# [Work instructions]
Without altering anything, output the material below.

# [Records for this exercise]

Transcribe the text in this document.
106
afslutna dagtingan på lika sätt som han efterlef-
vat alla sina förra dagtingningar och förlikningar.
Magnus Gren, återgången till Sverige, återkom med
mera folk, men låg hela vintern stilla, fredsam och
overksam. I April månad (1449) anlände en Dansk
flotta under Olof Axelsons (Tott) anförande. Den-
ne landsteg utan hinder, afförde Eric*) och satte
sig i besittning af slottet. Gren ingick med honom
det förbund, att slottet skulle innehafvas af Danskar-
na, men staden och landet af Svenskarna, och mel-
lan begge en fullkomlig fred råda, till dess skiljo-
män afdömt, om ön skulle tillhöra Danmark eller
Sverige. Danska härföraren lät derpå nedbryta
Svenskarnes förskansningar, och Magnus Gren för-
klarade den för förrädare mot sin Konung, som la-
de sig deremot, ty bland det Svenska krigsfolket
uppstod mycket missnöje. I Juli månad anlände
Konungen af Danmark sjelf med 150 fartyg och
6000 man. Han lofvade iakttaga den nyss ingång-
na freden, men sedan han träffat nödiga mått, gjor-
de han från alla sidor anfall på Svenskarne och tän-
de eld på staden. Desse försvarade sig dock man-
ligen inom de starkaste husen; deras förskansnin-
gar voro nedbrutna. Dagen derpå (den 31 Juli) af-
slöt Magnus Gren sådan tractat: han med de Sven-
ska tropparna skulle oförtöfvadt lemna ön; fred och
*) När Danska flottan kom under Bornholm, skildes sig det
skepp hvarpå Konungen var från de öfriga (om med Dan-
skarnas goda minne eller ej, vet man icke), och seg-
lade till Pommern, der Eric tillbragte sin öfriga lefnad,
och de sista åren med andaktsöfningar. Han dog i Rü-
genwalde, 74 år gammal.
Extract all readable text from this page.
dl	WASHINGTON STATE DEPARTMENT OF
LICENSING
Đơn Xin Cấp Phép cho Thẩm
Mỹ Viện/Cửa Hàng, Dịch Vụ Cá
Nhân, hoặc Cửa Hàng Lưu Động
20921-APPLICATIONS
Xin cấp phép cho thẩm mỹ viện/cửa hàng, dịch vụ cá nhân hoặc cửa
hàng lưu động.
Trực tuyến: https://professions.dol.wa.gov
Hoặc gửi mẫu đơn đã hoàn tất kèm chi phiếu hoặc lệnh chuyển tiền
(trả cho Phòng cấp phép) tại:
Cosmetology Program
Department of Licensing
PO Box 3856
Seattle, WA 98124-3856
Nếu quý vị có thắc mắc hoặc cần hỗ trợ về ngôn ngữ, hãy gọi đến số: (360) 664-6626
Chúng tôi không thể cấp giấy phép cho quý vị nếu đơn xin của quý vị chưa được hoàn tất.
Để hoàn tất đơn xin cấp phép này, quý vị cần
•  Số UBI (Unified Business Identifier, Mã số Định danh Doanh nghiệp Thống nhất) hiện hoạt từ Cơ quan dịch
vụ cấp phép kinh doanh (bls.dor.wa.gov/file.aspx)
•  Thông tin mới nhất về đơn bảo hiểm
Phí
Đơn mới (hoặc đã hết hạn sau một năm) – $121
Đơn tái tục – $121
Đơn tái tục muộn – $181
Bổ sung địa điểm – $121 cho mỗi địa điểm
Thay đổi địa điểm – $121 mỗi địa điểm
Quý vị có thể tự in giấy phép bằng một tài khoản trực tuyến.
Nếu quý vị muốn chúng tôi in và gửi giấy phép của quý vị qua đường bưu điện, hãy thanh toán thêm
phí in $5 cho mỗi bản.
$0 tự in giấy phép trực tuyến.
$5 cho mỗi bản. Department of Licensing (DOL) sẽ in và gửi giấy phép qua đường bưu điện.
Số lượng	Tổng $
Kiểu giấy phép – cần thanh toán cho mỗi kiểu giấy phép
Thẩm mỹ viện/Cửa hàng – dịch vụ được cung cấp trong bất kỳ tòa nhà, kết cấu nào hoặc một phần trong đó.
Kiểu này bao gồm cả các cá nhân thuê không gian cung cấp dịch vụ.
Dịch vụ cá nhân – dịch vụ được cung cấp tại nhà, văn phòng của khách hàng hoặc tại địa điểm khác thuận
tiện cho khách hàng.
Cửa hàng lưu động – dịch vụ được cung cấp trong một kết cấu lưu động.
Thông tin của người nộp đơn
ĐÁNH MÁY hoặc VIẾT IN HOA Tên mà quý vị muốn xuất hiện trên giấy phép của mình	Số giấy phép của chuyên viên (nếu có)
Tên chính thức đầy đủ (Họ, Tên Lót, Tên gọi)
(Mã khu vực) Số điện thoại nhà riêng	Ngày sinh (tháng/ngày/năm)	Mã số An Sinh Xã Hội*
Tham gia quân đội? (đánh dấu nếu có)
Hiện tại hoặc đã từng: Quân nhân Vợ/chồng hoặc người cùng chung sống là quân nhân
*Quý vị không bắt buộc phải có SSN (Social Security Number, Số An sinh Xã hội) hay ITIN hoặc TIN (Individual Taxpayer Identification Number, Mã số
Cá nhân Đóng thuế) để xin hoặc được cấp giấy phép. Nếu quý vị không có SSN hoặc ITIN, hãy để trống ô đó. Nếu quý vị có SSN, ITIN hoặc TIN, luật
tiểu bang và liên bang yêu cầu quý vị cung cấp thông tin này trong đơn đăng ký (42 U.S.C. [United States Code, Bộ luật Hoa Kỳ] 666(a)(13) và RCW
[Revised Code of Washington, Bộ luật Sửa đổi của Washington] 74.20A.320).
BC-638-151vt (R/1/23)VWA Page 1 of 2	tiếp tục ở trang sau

# [Correct response]
Transcribe the text in this document.
106
afslutna dagtingan på lika sätt som han efterlef-
vat alla sina förra dagtingningar och förlikningar.
Magnus Gren, återgången till Sverige, återkom med
mera folk, men låg hela vintern stilla, fredsam och
overksam. I April månad (1449) anlände en Dansk
flotta under Olof Axelsons (Tott) anförande. Den-
ne landsteg utan hinder, afförde Eric*) och satte
sig i besittning af slottet. Gren ingick med honom
det förbund, att slottet skulle innehafvas af Danskar-
na, men staden och landet af Svenskarna, och mel-
lan begge en fullkomlig fred råda, till dess skiljo-
män afdömt, om ön skulle tillhöra Danmark eller
Sverige. Danska härföraren lät derpå nedbryta
Svenskarnes förskansningar, och Magnus Gren för-
klarade den för förrädare mot sin Konung, som la-
de sig deremot, ty bland det Svenska krigsfolket
uppstod mycket missnöje. I Juli månad anlände
Konungen af Danmark sjelf med 150 fartyg och
6000 man. Han lofvade iakttaga den nyss ingång-
na freden, men sedan han träffat nödiga mått, gjor-
de han från alla sidor anfall på Svenskarne och tän-
de eld på staden. Desse försvarade sig dock man-
ligen inom de starkaste husen; deras förskansnin-
gar voro nedbrutna. Dagen derpå (den 31 Juli) af-
slöt Magnus Gren sådan tractat: han med de Sven-
ska tropparna skulle oförtöfvadt lemna ön; fred och
*) När Danska flottan kom under Bornholm, skildes sig det
skepp hvarpå Konungen var från de öfriga (om med Dan-
skarnas goda minne eller ej, vet man icke), och seg-
lade till Pommern, der Eric tillbragte sin öfriga lefnad,
och de sista åren med andaktsöfningar. Han dog i Rü-
genwalde, 74 år gammal.
Extract all readable text from this page.
dl	WASHINGTON STATE DEPARTMENT OF
LICENSING
Đơn Xin Cấp Phép cho Thẩm
Mỹ Viện/Cửa Hàng, Dịch Vụ Cá
Nhân, hoặc Cửa Hàng Lưu Động
20921-APPLICATIONS
Xin cấp phép cho thẩm mỹ viện/cửa hàng, dịch vụ cá nhân hoặc cửa
hàng lưu động.
Trực tuyến: https://professions.dol.wa.gov
Hoặc gửi mẫu đơn đã hoàn tất kèm chi phiếu hoặc lệnh chuyển tiền
(trả cho Phòng cấp phép) tại:
Cosmetology Program
Department of Licensing
PO Box 3856
Seattle, WA 98124-3856
Nếu quý vị có thắc mắc hoặc cần hỗ trợ về ngôn ngữ, hãy gọi đến số: (360) 664-6626
Chúng tôi không thể cấp giấy phép cho quý vị nếu đơn xin của quý vị chưa được hoàn tất.
Để hoàn tất đơn xin cấp phép này, quý vị cần
•  Số UBI (Unified Business Identifier, Mã số Định danh Doanh nghiệp Thống nhất) hiện hoạt từ Cơ quan dịch
vụ cấp phép kinh doanh (bls.dor.wa.gov/file.aspx)
•  Thông tin mới nhất về đơn bảo hiểm
Phí
Đơn mới (hoặc đã hết hạn sau một năm) – $121
Đơn tái tục – $121
Đơn tái tục muộn – $181
Bổ sung địa điểm – $121 cho mỗi địa điểm
Thay đổi địa điểm – $121 mỗi địa điểm
Quý vị có thể tự in giấy phép bằng một tài khoản trực tuyến.
Nếu quý vị muốn chúng tôi in và gửi giấy phép của quý vị qua đường bưu điện, hãy thanh toán thêm
phí in $5 cho mỗi bản.
$0 tự in giấy phép trực tuyến.
$5 cho mỗi bản. Department of Licensing (DOL) sẽ in và gửi giấy phép qua đường bưu điện.
Số lượng	Tổng $
Kiểu giấy phép – cần thanh toán cho mỗi kiểu giấy phép
Thẩm mỹ viện/Cửa hàng – dịch vụ được cung cấp trong bất kỳ tòa nhà, kết cấu nào hoặc một phần trong đó.
Kiểu này bao gồm cả các cá nhân thuê không gian cung cấp dịch vụ.
Dịch vụ cá nhân – dịch vụ được cung cấp tại nhà, văn phòng của khách hàng hoặc tại địa điểm khác thuận
tiện cho khách hàng.
Cửa hàng lưu động – dịch vụ được cung cấp trong một kết cấu lưu động.
Thông tin của người nộp đơn
ĐÁNH MÁY hoặc VIẾT IN HOA Tên mà quý vị muốn xuất hiện trên giấy phép của mình	Số giấy phép của chuyên viên (nếu có)
Tên chính thức đầy đủ (Họ, Tên Lót, Tên gọi)
(Mã khu vực) Số điện thoại nhà riêng	Ngày sinh (tháng/ngày/năm)	Mã số An Sinh Xã Hội*
Tham gia quân đội? (đánh dấu nếu có)
Hiện tại hoặc đã từng: Quân nhân Vợ/chồng hoặc người cùng chung sống là quân nhân
*Quý vị không bắt buộc phải có SSN (Social Security Number, Số An sinh Xã hội) hay ITIN hoặc TIN (Individual Taxpayer Identification Number, Mã số
Cá nhân Đóng thuế) để xin hoặc được cấp giấy phép. Nếu quý vị không có SSN hoặc ITIN, hãy để trống ô đó. Nếu quý vị có SSN, ITIN hoặc TIN, luật
tiểu bang và liên bang yêu cầu quý vị cung cấp thông tin này trong đơn đăng ký (42 U.S.C. [United States Code, Bộ luật Hoa Kỳ] 666(a)(13) và RCW
[Revised Code of Washington, Bộ luật Sửa đổi của Washington] 74.20A.320).
BC-638-151vt (R/1/23)VWA Page 1 of 2	tiếp tục ở trang sau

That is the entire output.